__What to do__:
Restate the entire listing word for word.
* start *
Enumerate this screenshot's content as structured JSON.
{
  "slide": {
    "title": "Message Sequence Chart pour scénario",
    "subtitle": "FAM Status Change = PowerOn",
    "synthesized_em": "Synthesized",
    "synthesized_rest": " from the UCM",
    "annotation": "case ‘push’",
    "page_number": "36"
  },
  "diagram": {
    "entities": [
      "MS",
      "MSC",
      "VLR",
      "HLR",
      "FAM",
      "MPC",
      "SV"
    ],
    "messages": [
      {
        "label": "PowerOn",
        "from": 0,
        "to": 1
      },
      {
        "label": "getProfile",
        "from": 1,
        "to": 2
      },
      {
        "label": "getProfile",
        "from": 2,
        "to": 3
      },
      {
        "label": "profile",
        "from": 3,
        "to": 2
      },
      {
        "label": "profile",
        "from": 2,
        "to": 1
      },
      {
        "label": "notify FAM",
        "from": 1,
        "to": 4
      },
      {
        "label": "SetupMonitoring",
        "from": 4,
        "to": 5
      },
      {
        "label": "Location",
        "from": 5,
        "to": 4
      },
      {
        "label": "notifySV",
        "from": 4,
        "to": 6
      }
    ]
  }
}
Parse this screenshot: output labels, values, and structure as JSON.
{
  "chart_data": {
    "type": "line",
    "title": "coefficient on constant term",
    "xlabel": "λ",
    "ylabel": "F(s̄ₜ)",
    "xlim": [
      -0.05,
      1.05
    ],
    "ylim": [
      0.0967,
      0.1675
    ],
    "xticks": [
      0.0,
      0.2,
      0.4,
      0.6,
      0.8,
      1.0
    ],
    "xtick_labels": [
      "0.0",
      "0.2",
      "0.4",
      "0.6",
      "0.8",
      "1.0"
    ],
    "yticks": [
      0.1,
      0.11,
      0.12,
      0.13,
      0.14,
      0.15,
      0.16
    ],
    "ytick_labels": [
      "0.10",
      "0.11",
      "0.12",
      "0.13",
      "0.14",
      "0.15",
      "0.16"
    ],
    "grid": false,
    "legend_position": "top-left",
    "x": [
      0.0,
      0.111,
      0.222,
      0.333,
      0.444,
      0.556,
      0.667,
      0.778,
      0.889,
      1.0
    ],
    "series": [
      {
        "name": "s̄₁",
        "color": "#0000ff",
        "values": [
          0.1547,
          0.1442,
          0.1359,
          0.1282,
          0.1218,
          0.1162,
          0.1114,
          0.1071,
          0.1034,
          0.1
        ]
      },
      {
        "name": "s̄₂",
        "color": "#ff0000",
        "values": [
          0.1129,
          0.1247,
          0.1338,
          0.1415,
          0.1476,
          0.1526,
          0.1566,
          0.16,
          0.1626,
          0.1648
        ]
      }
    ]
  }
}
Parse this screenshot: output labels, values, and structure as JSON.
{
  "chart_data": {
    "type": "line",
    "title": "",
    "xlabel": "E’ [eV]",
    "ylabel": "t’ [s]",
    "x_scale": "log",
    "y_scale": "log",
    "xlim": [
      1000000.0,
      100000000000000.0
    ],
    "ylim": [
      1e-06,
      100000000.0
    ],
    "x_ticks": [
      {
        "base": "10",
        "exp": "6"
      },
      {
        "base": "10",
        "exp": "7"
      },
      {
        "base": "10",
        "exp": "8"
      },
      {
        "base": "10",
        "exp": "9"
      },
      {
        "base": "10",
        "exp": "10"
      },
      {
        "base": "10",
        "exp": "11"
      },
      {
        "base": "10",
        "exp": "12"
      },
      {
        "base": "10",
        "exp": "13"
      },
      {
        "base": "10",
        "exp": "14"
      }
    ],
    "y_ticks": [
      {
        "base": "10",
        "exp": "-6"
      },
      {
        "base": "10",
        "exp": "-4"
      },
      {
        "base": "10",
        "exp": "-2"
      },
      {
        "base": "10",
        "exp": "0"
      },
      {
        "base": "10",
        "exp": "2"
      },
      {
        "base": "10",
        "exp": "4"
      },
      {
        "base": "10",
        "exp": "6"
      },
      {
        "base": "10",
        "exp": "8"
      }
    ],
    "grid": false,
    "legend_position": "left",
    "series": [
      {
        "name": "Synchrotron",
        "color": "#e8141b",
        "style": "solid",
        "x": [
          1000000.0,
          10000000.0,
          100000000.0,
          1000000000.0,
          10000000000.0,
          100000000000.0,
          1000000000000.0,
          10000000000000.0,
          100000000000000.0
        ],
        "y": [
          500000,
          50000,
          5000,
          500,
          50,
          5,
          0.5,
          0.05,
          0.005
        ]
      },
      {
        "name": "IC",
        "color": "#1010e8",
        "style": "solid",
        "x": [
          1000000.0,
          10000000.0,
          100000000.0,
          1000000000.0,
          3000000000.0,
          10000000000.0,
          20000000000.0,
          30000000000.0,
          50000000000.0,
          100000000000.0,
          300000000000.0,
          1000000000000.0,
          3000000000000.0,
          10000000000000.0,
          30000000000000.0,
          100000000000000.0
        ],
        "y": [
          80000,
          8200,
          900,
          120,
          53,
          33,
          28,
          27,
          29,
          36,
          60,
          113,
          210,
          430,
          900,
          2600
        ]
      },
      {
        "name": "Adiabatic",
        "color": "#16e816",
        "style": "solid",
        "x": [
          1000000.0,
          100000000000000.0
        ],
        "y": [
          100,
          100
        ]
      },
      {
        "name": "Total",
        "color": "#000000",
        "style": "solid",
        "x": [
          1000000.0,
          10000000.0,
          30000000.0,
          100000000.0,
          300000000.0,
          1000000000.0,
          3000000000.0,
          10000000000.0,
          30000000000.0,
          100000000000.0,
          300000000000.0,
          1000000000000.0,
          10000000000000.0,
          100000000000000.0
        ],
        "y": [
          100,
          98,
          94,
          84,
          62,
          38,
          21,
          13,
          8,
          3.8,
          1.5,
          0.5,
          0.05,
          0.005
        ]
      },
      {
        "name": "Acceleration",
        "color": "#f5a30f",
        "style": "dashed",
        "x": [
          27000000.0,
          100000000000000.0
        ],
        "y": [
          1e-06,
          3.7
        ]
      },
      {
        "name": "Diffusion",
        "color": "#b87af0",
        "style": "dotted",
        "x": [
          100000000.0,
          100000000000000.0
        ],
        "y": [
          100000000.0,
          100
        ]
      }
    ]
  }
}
* end *
__Response to the task__:
Enumerate this screenshot's content as structured JSON.
{
  "slide": {
    "title": "Message Sequence Chart pour scénario",
    "subtitle": "FAM Status Change = PowerOn",
    "synthesized_em": "Synthesized",
    "synthesized_rest": " from the UCM",
    "annotation": "case ‘push’",
    "page_number": "36"
  },
  "diagram": {
    "entities": [
      "MS",
      "MSC",
      "VLR",
      "HLR",
      "FAM",
      "MPC",
      "SV"
    ],
    "messages": [
      {
        "label": "PowerOn",
        "from": 0,
        "to": 1
      },
      {
        "label": "getProfile",
        "from": 1,
        "to": 2
      },
      {
        "label": "getProfile",
        "from": 2,
        "to": 3
      },
      {
        "label": "profile",
        "from": 3,
        "to": 2
      },
      {
        "label": "profile",
        "from": 2,
        "to": 1
      },
      {
        "label": "notify FAM",
        "from": 1,
        "to": 4
      },
      {
        "label": "SetupMonitoring",
        "from": 4,
        "to": 5
      },
      {
        "label": "Location",
        "from": 5,
        "to": 4
      },
      {
        "label": "notifySV",
        "from": 4,
        "to": 6
      }
    ]
  }
}
Parse this screenshot: output labels, values, and structure as JSON.
{
  "chart_data": {
    "type": "line",
    "title": "coefficient on constant term",
    "xlabel": "λ",
    "ylabel": "F(s̄ₜ)",
    "xlim": [
      -0.05,
      1.05
    ],
    "ylim": [
      0.0967,
      0.1675
    ],
    "xticks": [
      0.0,
      0.2,
      0.4,
      0.6,
      0.8,
      1.0
    ],
    "xtick_labels": [
      "0.0",
      "0.2",
      "0.4",
      "0.6",
      "0.8",
      "1.0"
    ],
    "yticks": [
      0.1,
      0.11,
      0.12,
      0.13,
      0.14,
      0.15,
      0.16
    ],
    "ytick_labels": [
      "0.10",
      "0.11",
      "0.12",
      "0.13",
      "0.14",
      "0.15",
      "0.16"
    ],
    "grid": false,
    "legend_position": "top-left",
    "x": [
      0.0,
      0.111,
      0.222,
      0.333,
      0.444,
      0.556,
      0.667,
      0.778,
      0.889,
      1.0
    ],
    "series": [
      {
        "name": "s̄₁",
        "color": "#0000ff",
        "values": [
          0.1547,
          0.1442,
          0.1359,
          0.1282,
          0.1218,
          0.1162,
          0.1114,
          0.1071,
          0.1034,
          0.1
        ]
      },
      {
        "name": "s̄₂",
        "color": "#ff0000",
        "values": [
          0.1129,
          0.1247,
          0.1338,
          0.1415,
          0.1476,
          0.1526,
          0.1566,
          0.16,
          0.1626,
          0.1648
        ]
      }
    ]
  }
}
Parse this screenshot: output labels, values, and structure as JSON.
{
  "chart_data": {
    "type": "line",
    "title": "",
    "xlabel": "E’ [eV]",
    "ylabel": "t’ [s]",
    "x_scale": "log",
    "y_scale": "log",
    "xlim": [
      1000000.0,
      100000000000000.0
    ],
    "ylim": [
      1e-06,
      100000000.0
    ],
    "x_ticks": [
      {
        "base": "10",
        "exp": "6"
      },
      {
        "base": "10",
        "exp": "7"
      },
      {
        "base": "10",
        "exp": "8"
      },
      {
        "base": "10",
        "exp": "9"
      },
      {
        "base": "10",
        "exp": "10"
      },
      {
        "base": "10",
        "exp": "11"
      },
      {
        "base": "10",
        "exp": "12"
      },
      {
        "base": "10",
        "exp": "13"
      },
      {
        "base": "10",
        "exp": "14"
      }
    ],
    "y_ticks": [
      {
        "base": "10",
        "exp": "-6"
      },
      {
        "base": "10",
        "exp": "-4"
      },
      {
        "base": "10",
        "exp": "-2"
      },
      {
        "base": "10",
        "exp": "0"
      },
      {
        "base": "10",
        "exp": "2"
      },
      {
        "base": "10",
        "exp": "4"
      },
      {
        "base": "10",
        "exp": "6"
      },
      {
        "base": "10",
        "exp": "8"
      }
    ],
    "grid": false,
    "legend_position": "left",
    "series": [
      {
        "name": "Synchrotron",
        "color": "#e8141b",
        "style": "solid",
        "x": [
          1000000.0,
          10000000.0,
          100000000.0,
          1000000000.0,
          10000000000.0,
          100000000000.0,
          1000000000000.0,
          10000000000000.0,
          100000000000000.0
        ],
        "y": [
          500000,
          50000,
          5000,
          500,
          50,
          5,
          0.5,
          0.05,
          0.005
        ]
      },
      {
        "name": "IC",
        "color": "#1010e8",
        "style": "solid",
        "x": [
          1000000.0,
          10000000.0,
          100000000.0,
          1000000000.0,
          3000000000.0,
          10000000000.0,
          20000000000.0,
          30000000000.0,
          50000000000.0,
          100000000000.0,
          300000000000.0,
          1000000000000.0,
          3000000000000.0,
          10000000000000.0,
          30000000000000.0,
          100000000000000.0
        ],
        "y": [
          80000,
          8200,
          900,
          120,
          53,
          33,
          28,
          27,
          29,
          36,
          60,
          113,
          210,
          430,
          900,
          2600
        ]
      },
      {
        "name": "Adiabatic",
        "color": "#16e816",
        "style": "solid",
        "x": [
          1000000.0,
          100000000000000.0
        ],
        "y": [
          100,
          100
        ]
      },
      {
        "name": "Total",
        "color": "#000000",
        "style": "solid",
        "x": [
          1000000.0,
          10000000.0,
          30000000.0,
          100000000.0,
          300000000.0,
          1000000000.0,
          3000000000.0,
          10000000000.0,
          30000000000.0,
          100000000000.0,
          300000000000.0,
          1000000000000.0,
          10000000000000.0,
          100000000000000.0
        ],
        "y": [
          100,
          98,
          94,
          84,
          62,
          38,
          21,
          13,
          8,
          3.8,
          1.5,
          0.5,
          0.05,
          0.005
        ]
      },
      {
        "name": "Acceleration",
        "color": "#f5a30f",
        "style": "dashed",
        "x": [
          27000000.0,
          100000000000000.0
        ],
        "y": [
          1e-06,
          3.7
        ]
      },
      {
        "name": "Diffusion",
        "color": "#b87af0",
        "style": "dotted",
        "x": [
          100000000.0,
          100000000000000.0
        ],
        "y": [
          100000000.0,
          100
        ]
      }
    ]
  }
}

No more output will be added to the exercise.